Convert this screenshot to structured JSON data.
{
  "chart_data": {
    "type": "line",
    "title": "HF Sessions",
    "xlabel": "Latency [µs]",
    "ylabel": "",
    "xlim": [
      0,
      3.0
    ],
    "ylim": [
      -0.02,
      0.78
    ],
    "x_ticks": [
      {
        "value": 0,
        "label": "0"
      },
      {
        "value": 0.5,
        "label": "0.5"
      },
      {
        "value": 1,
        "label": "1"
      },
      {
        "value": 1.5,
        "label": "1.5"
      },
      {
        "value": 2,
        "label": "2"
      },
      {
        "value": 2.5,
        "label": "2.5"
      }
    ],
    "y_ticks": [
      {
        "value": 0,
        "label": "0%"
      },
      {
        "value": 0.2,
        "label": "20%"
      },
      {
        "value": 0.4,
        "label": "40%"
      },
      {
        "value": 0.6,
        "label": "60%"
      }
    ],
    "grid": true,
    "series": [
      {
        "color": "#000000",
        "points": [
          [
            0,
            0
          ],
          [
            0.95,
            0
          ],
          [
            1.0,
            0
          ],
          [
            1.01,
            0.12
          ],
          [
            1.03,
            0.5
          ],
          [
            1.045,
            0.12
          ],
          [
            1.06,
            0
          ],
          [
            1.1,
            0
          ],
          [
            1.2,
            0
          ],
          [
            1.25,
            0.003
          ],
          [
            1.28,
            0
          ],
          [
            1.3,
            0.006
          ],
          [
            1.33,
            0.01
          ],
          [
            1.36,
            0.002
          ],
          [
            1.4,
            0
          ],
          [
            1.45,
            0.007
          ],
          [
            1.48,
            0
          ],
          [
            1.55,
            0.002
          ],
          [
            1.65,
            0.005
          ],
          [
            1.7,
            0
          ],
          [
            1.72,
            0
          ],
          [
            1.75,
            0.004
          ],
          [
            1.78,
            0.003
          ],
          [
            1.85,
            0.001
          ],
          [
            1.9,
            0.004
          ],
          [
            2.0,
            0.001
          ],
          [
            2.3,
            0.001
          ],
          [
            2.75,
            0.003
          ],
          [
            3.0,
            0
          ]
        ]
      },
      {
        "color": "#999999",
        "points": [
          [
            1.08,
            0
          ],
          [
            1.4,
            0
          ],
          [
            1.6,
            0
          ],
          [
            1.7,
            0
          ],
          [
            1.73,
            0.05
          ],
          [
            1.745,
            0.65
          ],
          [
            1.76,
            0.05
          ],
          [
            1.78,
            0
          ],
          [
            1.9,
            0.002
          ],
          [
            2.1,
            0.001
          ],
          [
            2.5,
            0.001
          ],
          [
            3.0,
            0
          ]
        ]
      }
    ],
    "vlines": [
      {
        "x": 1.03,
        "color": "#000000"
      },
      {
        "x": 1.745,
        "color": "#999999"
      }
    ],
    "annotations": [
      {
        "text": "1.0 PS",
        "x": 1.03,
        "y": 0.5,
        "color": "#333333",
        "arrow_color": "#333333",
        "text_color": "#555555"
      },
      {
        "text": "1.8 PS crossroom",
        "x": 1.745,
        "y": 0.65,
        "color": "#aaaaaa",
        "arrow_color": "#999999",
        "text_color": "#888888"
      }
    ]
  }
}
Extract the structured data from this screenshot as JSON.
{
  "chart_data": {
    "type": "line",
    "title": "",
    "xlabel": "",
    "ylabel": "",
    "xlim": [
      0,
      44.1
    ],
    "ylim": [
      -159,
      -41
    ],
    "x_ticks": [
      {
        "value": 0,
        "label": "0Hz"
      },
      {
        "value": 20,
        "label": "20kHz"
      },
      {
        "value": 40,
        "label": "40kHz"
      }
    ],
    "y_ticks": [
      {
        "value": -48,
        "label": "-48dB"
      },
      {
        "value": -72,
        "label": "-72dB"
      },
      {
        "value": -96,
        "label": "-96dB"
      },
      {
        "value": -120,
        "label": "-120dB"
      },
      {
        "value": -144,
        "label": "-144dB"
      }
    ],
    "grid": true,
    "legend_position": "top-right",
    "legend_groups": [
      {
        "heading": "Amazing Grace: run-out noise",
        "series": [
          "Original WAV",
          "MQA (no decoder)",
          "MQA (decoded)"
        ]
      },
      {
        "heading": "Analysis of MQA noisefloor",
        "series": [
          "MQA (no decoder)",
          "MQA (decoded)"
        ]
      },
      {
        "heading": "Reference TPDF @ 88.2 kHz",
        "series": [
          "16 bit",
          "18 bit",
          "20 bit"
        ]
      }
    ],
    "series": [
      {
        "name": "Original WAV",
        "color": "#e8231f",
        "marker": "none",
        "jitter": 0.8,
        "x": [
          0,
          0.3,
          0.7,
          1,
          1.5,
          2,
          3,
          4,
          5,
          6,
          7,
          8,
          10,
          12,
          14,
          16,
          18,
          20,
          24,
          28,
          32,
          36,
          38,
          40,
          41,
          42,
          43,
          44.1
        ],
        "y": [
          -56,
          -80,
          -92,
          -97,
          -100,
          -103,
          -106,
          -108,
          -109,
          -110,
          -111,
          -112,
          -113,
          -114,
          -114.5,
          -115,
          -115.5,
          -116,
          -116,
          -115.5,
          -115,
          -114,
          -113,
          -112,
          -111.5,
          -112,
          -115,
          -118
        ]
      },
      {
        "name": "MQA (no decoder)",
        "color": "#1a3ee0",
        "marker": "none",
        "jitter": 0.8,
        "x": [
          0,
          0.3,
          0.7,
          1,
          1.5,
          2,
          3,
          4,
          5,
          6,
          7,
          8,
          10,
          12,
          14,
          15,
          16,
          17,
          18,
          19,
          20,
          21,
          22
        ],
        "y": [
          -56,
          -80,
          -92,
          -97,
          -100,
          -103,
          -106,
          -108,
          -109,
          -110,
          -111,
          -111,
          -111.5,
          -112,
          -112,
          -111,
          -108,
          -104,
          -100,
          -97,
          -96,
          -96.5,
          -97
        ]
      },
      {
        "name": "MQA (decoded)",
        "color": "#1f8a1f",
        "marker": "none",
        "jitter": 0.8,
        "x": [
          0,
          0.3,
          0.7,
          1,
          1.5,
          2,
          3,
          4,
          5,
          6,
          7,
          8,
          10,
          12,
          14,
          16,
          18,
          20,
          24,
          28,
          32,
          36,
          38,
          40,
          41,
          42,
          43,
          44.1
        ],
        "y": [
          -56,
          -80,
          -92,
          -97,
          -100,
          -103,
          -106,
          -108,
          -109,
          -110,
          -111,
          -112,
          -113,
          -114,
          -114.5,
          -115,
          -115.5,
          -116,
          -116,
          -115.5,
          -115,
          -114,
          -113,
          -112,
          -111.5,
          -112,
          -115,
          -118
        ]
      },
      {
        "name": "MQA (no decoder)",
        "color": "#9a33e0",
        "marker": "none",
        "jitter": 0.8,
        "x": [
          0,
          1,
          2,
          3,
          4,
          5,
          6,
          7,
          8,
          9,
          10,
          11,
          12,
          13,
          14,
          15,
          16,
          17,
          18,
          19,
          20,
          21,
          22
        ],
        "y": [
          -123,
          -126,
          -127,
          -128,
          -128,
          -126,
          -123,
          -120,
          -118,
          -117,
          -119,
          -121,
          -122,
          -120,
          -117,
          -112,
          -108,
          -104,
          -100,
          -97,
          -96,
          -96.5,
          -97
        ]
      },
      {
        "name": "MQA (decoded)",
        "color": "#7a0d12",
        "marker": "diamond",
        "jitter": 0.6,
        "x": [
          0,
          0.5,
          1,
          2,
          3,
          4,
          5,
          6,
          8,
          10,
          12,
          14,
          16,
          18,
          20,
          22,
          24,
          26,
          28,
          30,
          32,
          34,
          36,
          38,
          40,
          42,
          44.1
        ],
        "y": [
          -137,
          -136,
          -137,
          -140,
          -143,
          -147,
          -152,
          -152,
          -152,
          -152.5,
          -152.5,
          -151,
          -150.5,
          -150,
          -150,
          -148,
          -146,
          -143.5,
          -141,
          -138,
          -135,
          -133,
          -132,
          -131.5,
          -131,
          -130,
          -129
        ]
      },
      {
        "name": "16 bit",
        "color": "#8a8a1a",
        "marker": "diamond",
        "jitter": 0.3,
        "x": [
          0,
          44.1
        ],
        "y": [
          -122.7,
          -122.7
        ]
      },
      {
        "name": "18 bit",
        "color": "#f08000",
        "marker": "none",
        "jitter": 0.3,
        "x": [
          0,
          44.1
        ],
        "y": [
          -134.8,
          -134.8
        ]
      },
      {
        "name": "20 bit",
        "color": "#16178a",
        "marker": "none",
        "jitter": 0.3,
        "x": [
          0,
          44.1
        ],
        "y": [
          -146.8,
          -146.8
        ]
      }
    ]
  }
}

- - -

Task goal
Copy all lines above containing the string "screenshot".

Output of the task
Convert this screenshot to structured JSON data.
Extract the structured data from this screenshot as JSON.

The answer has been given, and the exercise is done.